» WORK REQUIRED:
Tally the lines in the listing below that contain "puis" and report the tally alone.

[Saved entries]
########

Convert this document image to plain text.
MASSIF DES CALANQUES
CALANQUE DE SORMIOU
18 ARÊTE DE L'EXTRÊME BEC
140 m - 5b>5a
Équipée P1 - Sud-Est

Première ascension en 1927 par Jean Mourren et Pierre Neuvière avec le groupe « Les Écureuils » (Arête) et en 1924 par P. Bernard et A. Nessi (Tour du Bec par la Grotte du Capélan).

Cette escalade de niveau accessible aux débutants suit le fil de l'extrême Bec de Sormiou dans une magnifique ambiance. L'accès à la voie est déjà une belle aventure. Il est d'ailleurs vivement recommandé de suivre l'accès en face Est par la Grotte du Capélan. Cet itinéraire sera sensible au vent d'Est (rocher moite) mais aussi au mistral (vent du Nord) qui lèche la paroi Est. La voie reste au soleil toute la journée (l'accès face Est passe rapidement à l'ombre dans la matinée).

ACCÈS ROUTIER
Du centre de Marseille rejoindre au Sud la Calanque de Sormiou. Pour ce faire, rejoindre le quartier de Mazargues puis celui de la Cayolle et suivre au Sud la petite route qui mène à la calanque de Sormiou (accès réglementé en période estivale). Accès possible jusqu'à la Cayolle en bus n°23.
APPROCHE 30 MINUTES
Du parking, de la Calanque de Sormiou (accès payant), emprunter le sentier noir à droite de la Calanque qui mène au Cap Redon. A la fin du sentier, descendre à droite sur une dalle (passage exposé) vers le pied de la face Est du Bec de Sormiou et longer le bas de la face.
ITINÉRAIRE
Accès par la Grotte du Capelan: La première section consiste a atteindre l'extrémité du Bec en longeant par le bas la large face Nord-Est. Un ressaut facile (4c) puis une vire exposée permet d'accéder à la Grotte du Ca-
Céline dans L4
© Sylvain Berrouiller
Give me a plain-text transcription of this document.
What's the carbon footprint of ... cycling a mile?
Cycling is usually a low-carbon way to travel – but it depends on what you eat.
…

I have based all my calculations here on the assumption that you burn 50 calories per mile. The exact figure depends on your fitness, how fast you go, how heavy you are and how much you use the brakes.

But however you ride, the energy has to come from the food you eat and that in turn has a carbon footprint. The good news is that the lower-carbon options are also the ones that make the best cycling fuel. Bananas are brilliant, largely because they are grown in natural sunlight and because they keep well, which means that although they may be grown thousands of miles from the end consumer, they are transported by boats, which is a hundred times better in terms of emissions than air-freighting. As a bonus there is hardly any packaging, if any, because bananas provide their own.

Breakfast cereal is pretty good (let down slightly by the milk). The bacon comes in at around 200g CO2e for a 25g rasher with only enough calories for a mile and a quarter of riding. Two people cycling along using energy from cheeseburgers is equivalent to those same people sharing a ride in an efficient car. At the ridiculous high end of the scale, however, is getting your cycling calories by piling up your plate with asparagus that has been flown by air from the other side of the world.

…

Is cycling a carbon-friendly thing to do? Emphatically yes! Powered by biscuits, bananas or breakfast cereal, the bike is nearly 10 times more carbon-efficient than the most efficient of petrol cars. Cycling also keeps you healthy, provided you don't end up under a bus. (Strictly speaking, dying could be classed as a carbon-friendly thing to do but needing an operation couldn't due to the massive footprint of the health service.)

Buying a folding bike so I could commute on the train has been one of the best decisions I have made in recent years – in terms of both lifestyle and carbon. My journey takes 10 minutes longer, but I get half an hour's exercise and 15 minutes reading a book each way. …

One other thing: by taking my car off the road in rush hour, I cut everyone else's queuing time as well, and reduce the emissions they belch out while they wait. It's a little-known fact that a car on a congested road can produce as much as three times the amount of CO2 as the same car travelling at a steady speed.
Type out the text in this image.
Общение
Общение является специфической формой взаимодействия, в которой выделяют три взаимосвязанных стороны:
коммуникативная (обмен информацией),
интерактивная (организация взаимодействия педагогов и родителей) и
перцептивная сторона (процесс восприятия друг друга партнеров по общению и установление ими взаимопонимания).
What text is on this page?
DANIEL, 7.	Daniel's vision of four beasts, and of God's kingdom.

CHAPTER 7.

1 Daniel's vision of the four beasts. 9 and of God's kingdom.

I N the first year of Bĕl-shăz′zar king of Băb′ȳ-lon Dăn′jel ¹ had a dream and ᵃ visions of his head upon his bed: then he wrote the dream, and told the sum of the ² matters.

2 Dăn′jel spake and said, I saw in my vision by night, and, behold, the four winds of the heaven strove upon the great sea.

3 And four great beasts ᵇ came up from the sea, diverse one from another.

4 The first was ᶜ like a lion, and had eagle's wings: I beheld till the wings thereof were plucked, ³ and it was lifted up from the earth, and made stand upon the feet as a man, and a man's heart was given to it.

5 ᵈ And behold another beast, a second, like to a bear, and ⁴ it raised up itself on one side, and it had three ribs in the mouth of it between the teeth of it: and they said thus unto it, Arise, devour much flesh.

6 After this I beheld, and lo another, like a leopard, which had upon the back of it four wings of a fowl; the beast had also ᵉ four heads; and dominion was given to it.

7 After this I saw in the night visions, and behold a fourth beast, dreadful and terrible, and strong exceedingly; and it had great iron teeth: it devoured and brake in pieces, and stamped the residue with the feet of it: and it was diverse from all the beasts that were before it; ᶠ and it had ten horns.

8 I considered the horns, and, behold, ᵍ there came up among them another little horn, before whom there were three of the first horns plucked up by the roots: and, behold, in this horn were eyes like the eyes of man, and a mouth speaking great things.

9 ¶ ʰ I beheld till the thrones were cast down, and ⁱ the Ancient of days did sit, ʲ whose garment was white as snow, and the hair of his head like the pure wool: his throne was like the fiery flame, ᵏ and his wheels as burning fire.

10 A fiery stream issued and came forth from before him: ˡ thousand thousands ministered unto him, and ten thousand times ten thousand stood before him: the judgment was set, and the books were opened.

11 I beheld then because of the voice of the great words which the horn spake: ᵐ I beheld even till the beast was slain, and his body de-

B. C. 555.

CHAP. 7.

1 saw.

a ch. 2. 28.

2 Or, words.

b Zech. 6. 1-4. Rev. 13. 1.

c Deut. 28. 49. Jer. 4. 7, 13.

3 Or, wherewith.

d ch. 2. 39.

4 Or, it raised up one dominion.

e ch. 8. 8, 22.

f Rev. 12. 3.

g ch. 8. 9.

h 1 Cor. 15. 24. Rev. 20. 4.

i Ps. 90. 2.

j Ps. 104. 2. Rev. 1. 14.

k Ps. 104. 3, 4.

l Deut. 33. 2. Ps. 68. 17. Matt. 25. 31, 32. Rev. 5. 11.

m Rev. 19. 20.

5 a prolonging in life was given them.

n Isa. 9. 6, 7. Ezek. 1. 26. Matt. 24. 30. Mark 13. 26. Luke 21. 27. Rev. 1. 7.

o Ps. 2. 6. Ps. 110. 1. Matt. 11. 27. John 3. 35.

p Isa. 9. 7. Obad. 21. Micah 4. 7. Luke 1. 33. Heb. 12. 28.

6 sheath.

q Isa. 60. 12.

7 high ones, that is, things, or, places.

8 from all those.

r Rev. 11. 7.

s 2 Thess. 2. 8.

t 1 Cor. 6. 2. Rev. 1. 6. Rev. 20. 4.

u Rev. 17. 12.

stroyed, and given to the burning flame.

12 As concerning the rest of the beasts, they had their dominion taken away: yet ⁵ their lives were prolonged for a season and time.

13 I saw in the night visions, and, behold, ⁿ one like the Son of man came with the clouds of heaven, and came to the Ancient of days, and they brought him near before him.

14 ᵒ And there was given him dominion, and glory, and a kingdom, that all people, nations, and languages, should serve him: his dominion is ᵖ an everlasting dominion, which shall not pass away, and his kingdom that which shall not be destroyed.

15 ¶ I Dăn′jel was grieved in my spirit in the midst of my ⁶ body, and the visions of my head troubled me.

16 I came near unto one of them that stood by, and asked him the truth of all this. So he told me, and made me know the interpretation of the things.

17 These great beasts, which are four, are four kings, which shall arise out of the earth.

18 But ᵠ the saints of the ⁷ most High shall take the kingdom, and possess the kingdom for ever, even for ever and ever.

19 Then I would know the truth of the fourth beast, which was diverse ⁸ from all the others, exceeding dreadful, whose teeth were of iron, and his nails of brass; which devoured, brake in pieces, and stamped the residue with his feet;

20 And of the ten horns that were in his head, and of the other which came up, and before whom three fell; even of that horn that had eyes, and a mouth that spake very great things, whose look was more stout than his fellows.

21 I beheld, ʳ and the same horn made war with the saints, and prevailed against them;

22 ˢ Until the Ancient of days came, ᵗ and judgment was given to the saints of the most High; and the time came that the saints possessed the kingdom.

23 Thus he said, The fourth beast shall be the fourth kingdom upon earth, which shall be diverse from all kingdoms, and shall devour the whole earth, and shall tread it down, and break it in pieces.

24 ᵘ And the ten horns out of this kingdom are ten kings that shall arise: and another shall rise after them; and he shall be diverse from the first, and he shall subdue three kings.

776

########

» RESULT OF THIS TASK:
2